• _EXPLOITER LES INFORMATIONS_
**a)** D'après l'extrait, pourquoi ne convient-il pas de traiter à part toutes les personnes de plus de 65 ans lors de l'assouplissement des mesures corona ? Indiquez aussi sur quel critère Unia propose de se fonder à la place.
**b)** Dans l'extrait, recopiez le passage compris entre « Les plus de » et « réel, par exemple. », ces deux bornes incluses, en substituant « société » à « population ».

• _EXTRAIT_
┌────────
Assouplir les mesures corona sans discriminination fondée sur l’âge

20 Mai 2020
Critère de discrimination: Âge

Les plus de 65 ans se voient de plus en plus souvent soumis à l'occasion de l'assouplissement des mesures corona à d'autres règles que le reste de la population. Cependant, une personne de plus de 65 ans n’est pas l’autre. Unia estime qu’il existe suffisamment d’alternatives pour ne pas faire une distinction en fonction de l’âge, mais en fonction de l’état de santé réel, par exemple.

De plus en plus d'acteurs politiques, économiques ou médicaux proposent en prenant des mesures d’assouplissement de restreindre plus ou moins sévèrement la liberté des personnes de plus de 65 ans. Le critère 65+ est presque considéré comme une limite pouvant établir une distinction objective lors de l'assouplissement des mesures.
└────────
• _EXTRAITS DE DONNÉES_
┌────────
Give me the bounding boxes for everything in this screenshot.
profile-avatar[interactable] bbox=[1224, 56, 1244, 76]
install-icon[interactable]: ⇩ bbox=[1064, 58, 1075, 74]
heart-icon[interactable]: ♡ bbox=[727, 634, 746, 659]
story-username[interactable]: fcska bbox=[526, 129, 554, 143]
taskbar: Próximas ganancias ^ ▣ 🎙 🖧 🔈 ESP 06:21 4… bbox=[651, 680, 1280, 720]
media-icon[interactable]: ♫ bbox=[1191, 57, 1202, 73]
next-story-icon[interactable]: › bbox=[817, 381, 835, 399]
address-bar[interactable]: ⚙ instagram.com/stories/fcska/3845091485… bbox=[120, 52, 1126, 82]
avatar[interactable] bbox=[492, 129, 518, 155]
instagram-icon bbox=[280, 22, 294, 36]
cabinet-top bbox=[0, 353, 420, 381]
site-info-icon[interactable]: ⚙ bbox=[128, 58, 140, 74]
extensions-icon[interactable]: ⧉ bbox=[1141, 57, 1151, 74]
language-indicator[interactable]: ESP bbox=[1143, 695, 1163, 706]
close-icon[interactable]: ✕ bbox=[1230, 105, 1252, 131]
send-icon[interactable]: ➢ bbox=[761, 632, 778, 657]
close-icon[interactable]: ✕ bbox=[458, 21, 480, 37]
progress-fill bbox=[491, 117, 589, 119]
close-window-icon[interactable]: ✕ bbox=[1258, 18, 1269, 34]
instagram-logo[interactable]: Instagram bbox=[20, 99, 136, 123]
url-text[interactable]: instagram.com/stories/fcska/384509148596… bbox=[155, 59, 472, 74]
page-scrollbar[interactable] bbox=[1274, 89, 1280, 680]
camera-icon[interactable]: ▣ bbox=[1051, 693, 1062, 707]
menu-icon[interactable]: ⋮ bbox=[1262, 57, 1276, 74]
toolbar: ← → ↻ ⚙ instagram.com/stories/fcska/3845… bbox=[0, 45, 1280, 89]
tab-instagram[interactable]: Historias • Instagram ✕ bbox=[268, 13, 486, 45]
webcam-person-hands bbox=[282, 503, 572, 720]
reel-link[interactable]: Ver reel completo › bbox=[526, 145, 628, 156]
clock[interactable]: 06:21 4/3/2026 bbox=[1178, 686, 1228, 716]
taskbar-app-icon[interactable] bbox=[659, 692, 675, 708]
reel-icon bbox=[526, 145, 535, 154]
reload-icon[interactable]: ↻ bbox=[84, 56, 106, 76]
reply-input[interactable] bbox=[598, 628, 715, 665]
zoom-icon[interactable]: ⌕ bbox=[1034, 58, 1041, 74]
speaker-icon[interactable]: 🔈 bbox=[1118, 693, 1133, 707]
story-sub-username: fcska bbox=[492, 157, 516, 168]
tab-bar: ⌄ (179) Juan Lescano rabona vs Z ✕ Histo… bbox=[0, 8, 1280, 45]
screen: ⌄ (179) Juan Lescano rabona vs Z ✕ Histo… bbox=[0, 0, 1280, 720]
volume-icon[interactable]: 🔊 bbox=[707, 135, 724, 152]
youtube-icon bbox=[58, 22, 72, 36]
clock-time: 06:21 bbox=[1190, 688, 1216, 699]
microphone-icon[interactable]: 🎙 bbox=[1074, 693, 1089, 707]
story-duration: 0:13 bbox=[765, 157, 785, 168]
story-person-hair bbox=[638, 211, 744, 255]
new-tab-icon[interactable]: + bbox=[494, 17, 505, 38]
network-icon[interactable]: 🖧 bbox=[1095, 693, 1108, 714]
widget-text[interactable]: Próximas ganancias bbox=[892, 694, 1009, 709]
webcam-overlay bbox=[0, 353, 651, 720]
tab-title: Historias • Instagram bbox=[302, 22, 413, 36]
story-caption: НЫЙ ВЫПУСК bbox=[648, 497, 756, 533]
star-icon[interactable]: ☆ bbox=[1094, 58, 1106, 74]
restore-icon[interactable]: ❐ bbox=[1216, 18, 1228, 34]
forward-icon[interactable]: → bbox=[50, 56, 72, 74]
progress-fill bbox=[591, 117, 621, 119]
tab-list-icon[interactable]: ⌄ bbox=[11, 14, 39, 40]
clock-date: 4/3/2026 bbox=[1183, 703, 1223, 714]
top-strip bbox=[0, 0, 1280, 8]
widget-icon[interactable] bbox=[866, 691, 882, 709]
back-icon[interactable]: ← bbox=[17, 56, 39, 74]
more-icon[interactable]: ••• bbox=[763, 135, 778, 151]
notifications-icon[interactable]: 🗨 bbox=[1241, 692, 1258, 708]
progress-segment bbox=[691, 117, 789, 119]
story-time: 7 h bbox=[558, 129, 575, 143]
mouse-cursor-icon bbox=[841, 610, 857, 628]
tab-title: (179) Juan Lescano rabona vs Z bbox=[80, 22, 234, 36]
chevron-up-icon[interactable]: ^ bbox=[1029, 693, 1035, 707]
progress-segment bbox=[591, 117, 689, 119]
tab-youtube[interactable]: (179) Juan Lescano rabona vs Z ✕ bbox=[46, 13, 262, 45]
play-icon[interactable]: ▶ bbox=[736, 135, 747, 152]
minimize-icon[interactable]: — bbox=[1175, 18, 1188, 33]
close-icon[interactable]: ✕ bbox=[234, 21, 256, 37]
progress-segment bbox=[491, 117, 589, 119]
└────────
• _CORRIGÉ DES EXERCICES_
**a)** Une personne de plus de 65 ans n'est pas l'autre, si bien que l'âge ne suffit pas à distinguer les situations. Unia estime qu'il existe suffisamment d'alternatives. On peut par exemple se fonder sur l'état de santé réel plutôt que sur l'âge.

**b)**
Les plus de 65 ans se voient de plus en plus souvent soumis à l'occasion de l'assouplissement des mesures corona à d'autres règles que le reste de la société. Cependant, une personne de plus de 65 ans n’est pas l’autre. Unia estime qu’il existe suffisamment d’alternatives pour ne pas faire une distinction en fonction de l’âge, mais en fonction de l’état de santé réel, par exemple.